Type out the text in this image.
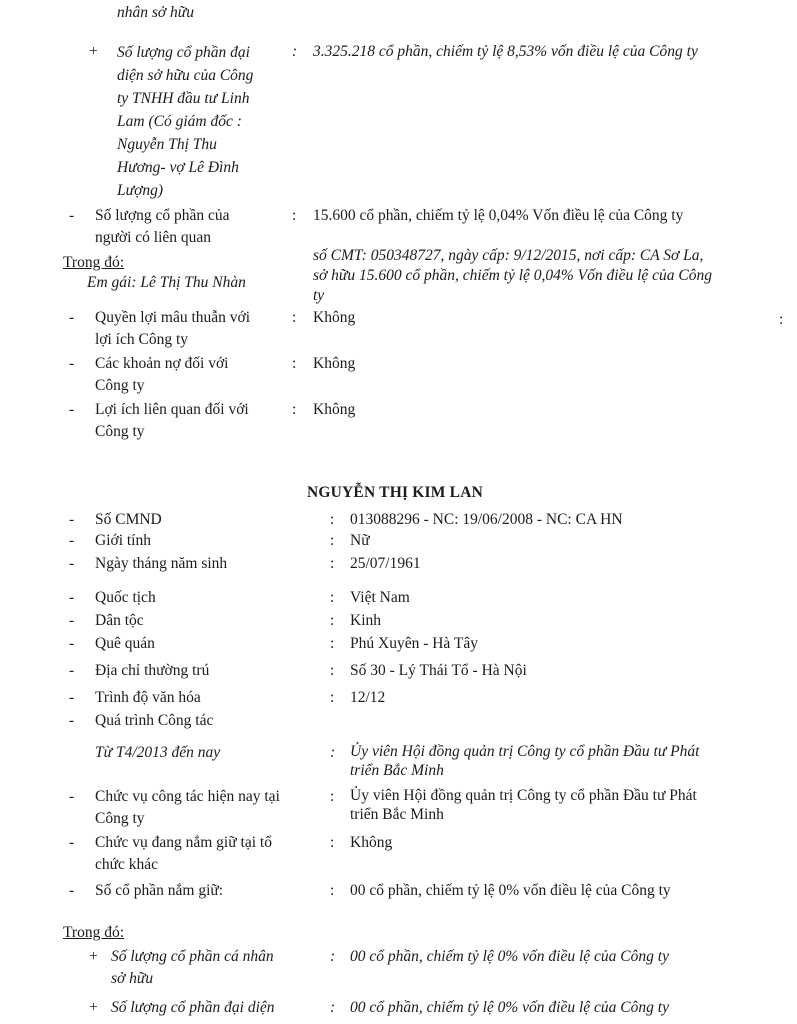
nhân sở hữu
+ Số lượng cổ phần đại
diện sở hữu của Công
ty TNHH đầu tư Linh
Lam (Có giám đốc :
Nguyễn Thị Thu
Hương- vợ Lê Đình
Lượng)
: 3.325.218 cổ phần, chiếm tỷ lệ 8,53% vốn điều lệ của Công ty
- Số lượng cổ phần của
người có liên quan
: 15.600 cổ phần, chiếm tỷ lệ 0,04% Vốn điều lệ của Công ty
Trong đó:
Em gái: Lê Thị Thu Nhàn
số CMT: 050348727, ngày cấp: 9/12/2015, nơi cấp: CA Sơ La,
sở hữu 15.600 cổ phần, chiếm tỷ lệ 0,04% Vốn điều lệ của Công
ty
- Quyền lợi mâu thuẫn với
lợi ích Công ty
: Không	:
- Các khoản nợ đối với
Công ty
: Không
- Lợi ích liên quan đối với
Công ty
: Không
NGUYỄN THỊ KIM LAN
- Số CMND	: 013088296 - NC: 19/06/2008 - NC: CA HN
- Giới tính	: Nữ
- Ngày tháng năm sinh	: 25/07/1961
- Quốc tịch	: Việt Nam
- Dân tộc	: Kinh
- Quê quán	: Phú Xuyên - Hà Tây
- Địa chỉ thường trú	: Số 30 - Lý Thái Tổ - Hà Nội
- Trình độ văn hóa	: 12/12
- Quá trình Công tác
Từ T4/2013 đến nay	: Ủy viên Hội đồng quản trị Công ty cổ phần Đầu tư Phát
triển Bắc Minh
- Chức vụ công tác hiện nay tại
Công ty
: Ủy viên Hội đồng quản trị Công ty cổ phần Đầu tư Phát
triển Bắc Minh
- Chức vụ đang nắm giữ tại tổ
chức khác
: Không
- Số cổ phần nắm giữ:	: 00 cổ phần, chiếm tỷ lệ 0% vốn điều lệ của Công ty
Trong đó:
+ Số lượng cổ phần cá nhân
sở hữu
: 00 cổ phần, chiếm tỷ lệ 0% vốn điều lệ của Công ty
+ Số lượng cổ phần đại diện	: 00 cổ phần, chiếm tỷ lệ 0% vốn điều lệ của Công ty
-------
**Set exercise**
Go through the data and gather every line that holds "Phát".

**Result of this task**
Từ T4/2013 đến nay	: Ủy viên Hội đồng quản trị Công ty cổ phần Đầu tư Phát
: Ủy viên Hội đồng quản trị Công ty cổ phần Đầu tư Phát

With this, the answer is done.